SUPPLIED DATA ::
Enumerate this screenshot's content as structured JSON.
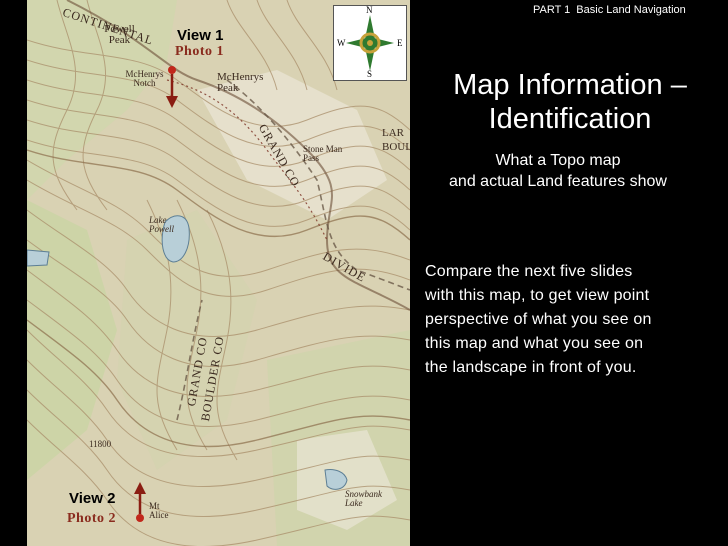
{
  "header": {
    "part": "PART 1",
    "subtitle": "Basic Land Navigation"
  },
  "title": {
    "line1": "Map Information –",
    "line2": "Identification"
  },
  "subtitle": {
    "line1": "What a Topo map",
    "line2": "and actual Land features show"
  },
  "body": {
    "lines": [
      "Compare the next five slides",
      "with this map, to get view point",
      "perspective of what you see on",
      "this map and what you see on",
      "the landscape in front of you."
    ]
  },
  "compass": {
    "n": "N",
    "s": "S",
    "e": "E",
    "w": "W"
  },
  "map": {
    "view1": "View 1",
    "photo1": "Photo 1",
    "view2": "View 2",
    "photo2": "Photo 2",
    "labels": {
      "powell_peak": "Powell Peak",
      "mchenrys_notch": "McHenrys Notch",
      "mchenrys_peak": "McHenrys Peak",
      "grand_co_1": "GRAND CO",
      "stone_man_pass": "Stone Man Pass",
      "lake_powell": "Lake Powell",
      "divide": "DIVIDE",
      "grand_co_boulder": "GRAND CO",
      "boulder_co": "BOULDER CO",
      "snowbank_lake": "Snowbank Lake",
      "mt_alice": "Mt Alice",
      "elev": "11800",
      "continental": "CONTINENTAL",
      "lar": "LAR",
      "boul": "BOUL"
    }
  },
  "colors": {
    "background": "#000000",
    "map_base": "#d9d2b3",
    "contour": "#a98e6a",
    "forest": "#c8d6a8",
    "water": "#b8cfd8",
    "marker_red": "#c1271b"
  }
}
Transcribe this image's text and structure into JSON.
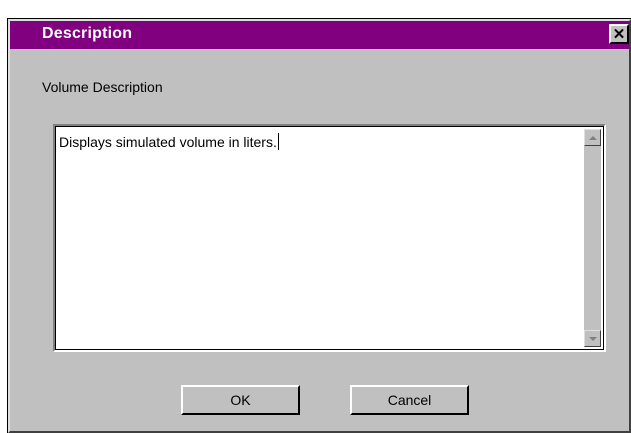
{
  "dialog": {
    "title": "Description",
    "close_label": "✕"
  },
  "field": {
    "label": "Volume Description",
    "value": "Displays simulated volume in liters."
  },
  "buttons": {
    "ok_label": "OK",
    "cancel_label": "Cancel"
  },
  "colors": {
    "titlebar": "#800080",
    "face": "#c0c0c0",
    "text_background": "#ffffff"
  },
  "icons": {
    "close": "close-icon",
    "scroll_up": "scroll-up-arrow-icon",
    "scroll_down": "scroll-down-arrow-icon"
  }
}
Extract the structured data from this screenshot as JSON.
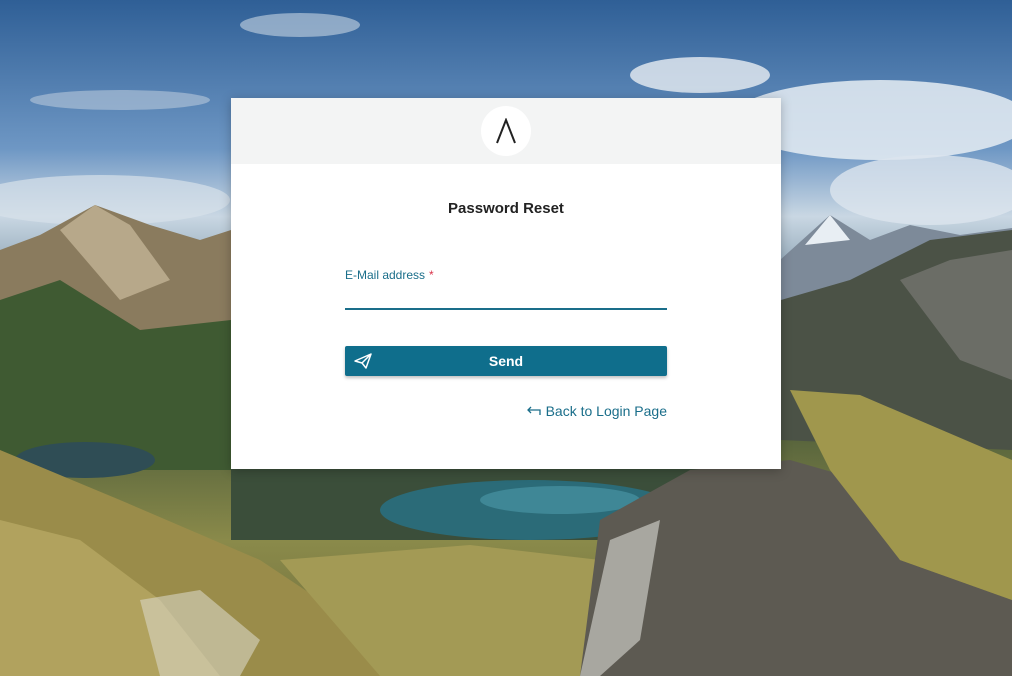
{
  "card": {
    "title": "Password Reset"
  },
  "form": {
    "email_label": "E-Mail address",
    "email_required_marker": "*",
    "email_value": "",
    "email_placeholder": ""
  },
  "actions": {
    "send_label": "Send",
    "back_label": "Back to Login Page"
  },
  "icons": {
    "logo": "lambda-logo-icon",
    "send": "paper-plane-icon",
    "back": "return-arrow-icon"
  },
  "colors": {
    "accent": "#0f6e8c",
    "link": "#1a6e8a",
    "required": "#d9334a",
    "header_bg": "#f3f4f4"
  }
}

SET EXERCISE :: State the count of lines in the data holding the word "this", adding nothing to it.

CORRECT OUTPUT :: 5